### PROBLEMS TO SOLVE
1. Translate this sentence from the text about Postman's Park into Spanish: "The memorial tablets are made of ceramic tiles, which were cheaper to produce than engraved stone."
2. List every year mentioned in the text about Postman's Park, in the order they appear.
3. Carry the text about Postman's Park forward from its last sentence.

### TEXT PROVIDED
* * *

Thursday, August 25, 2011

Postman's Park, London EC1

Having linked to an item about Postman's Park in a recent Six of the Best, I thought I would visit it myself. I found in on Aldersgate Street, close to St Paul's Cathedral.

It is a trim little park, formed from the churchyard of St Botolph's Aldersgate. As the post I linked to on Historical Trinkets explains, it is most notable for its Memorial to Heroic Self-Sacrifice, the brainchild of artist George Frederic Watts and his wife Mary:
The Memorial consists of a covered walkway with memorial tablets commemorating ordinary people who had given their lives whilst attempting to save the lives of others. The wall was unveiled in 1900, although by this point only four memorial tablets had been installed on the wall.

The memorial tablets are made of ceramic tiles, which were cheaper to produce than engraved stone. The design and styling of the tiles is not completely uniform - although they all follow the same basic principle of green or blue writing on a white background - as the memorials were not all produced and installed at the same time. The wall has space for 120 of these memorials but a lack of funds meant that the project was halted in 1931 with just 53 memorials in place - and only a few of these had been sporadiacally added since Watts' widow withdrew funding from the project in 1910.

* * *

### SUPPLIED INFORMATION

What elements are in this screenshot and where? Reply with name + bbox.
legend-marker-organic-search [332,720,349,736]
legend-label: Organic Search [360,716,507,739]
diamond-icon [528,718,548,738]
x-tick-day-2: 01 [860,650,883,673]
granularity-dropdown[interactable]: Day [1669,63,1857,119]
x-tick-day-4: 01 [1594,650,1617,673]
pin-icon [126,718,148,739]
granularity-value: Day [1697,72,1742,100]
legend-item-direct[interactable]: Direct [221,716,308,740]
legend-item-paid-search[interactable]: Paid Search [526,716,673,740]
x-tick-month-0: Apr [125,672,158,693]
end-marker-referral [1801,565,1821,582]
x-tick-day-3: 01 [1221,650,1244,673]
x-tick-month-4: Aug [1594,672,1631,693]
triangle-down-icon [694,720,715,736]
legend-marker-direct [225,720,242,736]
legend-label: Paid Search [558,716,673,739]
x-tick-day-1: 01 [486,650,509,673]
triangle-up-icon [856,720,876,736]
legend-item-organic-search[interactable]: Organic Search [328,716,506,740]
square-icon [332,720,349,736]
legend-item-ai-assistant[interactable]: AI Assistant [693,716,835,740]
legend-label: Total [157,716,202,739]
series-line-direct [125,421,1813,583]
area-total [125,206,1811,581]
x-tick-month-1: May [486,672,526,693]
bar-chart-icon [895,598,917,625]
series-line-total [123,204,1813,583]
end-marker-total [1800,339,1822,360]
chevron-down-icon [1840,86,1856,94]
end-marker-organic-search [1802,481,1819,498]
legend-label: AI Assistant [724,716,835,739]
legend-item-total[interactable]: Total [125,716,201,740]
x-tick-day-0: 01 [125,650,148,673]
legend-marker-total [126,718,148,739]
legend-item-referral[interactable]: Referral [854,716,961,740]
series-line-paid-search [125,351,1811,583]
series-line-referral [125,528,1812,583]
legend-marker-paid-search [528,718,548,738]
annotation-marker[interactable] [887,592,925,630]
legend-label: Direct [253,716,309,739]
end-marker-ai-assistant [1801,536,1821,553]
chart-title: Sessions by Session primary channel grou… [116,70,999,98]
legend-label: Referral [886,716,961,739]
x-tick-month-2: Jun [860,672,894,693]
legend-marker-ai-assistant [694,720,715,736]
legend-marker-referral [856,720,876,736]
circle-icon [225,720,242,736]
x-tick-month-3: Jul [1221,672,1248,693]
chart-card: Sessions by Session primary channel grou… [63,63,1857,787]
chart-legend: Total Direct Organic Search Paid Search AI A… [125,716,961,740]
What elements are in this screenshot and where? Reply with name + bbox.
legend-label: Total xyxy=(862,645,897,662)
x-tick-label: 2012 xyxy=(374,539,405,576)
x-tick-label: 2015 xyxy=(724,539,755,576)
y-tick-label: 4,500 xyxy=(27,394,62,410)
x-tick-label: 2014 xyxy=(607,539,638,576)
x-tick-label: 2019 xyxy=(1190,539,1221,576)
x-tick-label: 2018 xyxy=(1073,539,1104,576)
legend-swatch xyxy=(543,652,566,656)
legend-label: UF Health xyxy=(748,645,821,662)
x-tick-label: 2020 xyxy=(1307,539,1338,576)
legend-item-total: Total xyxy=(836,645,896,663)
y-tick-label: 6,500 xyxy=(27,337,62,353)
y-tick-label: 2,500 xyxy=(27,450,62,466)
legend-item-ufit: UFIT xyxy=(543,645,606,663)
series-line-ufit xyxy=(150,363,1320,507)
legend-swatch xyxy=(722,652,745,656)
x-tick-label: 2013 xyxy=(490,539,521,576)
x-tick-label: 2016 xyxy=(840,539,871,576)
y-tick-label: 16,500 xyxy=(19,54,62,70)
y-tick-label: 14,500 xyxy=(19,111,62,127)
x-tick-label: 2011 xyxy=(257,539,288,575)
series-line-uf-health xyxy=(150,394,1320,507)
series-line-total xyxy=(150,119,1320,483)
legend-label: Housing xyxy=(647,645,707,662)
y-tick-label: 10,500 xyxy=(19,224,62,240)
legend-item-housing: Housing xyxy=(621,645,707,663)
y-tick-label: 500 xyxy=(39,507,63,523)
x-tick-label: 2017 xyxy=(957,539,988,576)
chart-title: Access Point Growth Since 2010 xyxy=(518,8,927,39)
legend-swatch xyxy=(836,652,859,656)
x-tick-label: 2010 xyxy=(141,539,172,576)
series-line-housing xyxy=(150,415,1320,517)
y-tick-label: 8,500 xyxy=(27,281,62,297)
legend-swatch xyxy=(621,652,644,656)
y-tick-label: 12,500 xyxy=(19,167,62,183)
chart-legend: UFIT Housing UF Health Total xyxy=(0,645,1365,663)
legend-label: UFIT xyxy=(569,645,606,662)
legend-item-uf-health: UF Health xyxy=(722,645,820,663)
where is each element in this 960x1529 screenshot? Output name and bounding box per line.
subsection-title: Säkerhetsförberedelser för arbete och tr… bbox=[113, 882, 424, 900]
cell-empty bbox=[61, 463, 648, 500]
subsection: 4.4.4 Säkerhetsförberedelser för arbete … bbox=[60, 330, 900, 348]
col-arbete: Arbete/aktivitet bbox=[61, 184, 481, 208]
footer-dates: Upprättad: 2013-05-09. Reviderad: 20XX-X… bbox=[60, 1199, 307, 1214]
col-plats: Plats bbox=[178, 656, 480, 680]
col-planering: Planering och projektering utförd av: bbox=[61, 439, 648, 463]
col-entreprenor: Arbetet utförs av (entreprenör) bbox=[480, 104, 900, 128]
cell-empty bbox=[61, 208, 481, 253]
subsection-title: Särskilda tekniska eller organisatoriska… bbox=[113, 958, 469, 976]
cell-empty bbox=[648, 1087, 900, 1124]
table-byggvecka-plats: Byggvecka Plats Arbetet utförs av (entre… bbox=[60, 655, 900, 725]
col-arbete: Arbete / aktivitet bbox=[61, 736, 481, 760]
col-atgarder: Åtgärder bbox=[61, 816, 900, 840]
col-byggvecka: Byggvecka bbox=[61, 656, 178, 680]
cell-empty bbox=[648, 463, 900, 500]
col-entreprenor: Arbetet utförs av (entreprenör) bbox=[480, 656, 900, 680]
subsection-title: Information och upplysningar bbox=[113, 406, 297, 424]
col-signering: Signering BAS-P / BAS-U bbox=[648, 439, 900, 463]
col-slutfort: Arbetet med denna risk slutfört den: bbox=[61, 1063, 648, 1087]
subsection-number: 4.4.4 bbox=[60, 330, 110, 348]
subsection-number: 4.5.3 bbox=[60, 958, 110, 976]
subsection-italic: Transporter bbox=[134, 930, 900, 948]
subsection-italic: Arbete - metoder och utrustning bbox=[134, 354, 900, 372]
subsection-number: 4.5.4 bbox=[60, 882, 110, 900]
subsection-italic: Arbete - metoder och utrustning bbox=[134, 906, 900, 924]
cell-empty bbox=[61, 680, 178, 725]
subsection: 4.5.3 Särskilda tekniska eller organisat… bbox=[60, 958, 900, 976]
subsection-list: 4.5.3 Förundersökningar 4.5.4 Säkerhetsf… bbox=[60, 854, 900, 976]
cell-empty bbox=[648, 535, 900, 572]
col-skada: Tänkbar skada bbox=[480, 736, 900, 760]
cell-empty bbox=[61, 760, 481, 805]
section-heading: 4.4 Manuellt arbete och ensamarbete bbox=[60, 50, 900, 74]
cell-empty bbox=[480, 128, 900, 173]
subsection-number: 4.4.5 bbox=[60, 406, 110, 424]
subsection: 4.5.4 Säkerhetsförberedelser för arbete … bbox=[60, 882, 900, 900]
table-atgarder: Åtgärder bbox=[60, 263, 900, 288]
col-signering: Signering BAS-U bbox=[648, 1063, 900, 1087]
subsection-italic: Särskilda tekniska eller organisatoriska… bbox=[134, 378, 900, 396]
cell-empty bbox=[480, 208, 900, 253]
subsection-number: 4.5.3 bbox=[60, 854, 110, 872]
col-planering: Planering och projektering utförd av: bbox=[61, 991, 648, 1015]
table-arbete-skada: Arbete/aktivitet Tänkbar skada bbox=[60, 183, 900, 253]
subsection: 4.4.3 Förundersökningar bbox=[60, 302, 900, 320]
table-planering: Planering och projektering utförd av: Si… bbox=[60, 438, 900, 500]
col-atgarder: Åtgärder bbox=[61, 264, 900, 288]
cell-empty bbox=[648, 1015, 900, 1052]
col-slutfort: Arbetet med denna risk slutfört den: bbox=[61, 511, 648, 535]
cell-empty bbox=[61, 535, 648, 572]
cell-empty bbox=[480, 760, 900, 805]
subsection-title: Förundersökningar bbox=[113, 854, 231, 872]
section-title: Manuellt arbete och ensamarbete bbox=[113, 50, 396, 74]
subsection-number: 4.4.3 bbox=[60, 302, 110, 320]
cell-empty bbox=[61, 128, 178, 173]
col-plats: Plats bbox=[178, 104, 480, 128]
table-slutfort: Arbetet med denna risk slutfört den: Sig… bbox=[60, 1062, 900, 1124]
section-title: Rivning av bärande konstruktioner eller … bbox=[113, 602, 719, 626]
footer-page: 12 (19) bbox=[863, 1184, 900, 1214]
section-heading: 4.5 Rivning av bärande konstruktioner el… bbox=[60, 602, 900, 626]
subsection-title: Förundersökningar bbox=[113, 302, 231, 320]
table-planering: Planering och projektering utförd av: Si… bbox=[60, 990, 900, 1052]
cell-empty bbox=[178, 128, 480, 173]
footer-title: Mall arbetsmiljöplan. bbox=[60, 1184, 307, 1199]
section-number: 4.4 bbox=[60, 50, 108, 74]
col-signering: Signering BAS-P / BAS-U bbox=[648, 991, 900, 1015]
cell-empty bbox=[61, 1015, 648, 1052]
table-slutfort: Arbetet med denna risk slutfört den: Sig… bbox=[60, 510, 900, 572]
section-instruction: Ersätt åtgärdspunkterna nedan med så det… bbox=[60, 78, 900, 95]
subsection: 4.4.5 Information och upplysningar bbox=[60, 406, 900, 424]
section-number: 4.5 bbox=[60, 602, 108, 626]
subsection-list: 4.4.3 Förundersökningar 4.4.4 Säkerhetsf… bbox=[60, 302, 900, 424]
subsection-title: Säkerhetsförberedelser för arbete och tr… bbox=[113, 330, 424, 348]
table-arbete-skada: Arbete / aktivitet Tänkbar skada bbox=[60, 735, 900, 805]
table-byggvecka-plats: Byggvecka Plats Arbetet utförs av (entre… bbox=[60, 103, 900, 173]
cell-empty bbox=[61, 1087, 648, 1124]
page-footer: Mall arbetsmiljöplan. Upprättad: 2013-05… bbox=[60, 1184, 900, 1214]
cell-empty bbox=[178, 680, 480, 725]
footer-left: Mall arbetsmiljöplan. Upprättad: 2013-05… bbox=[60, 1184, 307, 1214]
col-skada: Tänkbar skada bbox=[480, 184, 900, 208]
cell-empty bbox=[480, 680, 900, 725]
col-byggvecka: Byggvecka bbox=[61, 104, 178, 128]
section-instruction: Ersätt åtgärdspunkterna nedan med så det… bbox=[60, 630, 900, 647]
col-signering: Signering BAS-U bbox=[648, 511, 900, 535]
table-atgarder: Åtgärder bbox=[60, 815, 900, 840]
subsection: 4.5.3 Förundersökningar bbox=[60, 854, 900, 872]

* * *

### ANSWERS FOR EACH ITEM
1. Las placas conmemorativas están hechas de azulejos de cerámica, que eran más baratos de producir que la piedra grabada.

2. 2011, 1900, 1931, 1910

3.
The individual memorials are made from tiles, something I have been more aware of since visiting Jackfield, but these are Royal Doulton rather than Shropshire tiles.

Individually, the plaques are moving, but en masse the effect is dangerously close to being comic. Still, I recommend Postman's Park as an oasis in the City and the Memorial has an intriguing historical oddity.

And I was pleased to see that a plaque to a modern-day hero was added in 2009 - the first for 78 years.

If you to know more Wikipedia has a good entry on Postman's Park.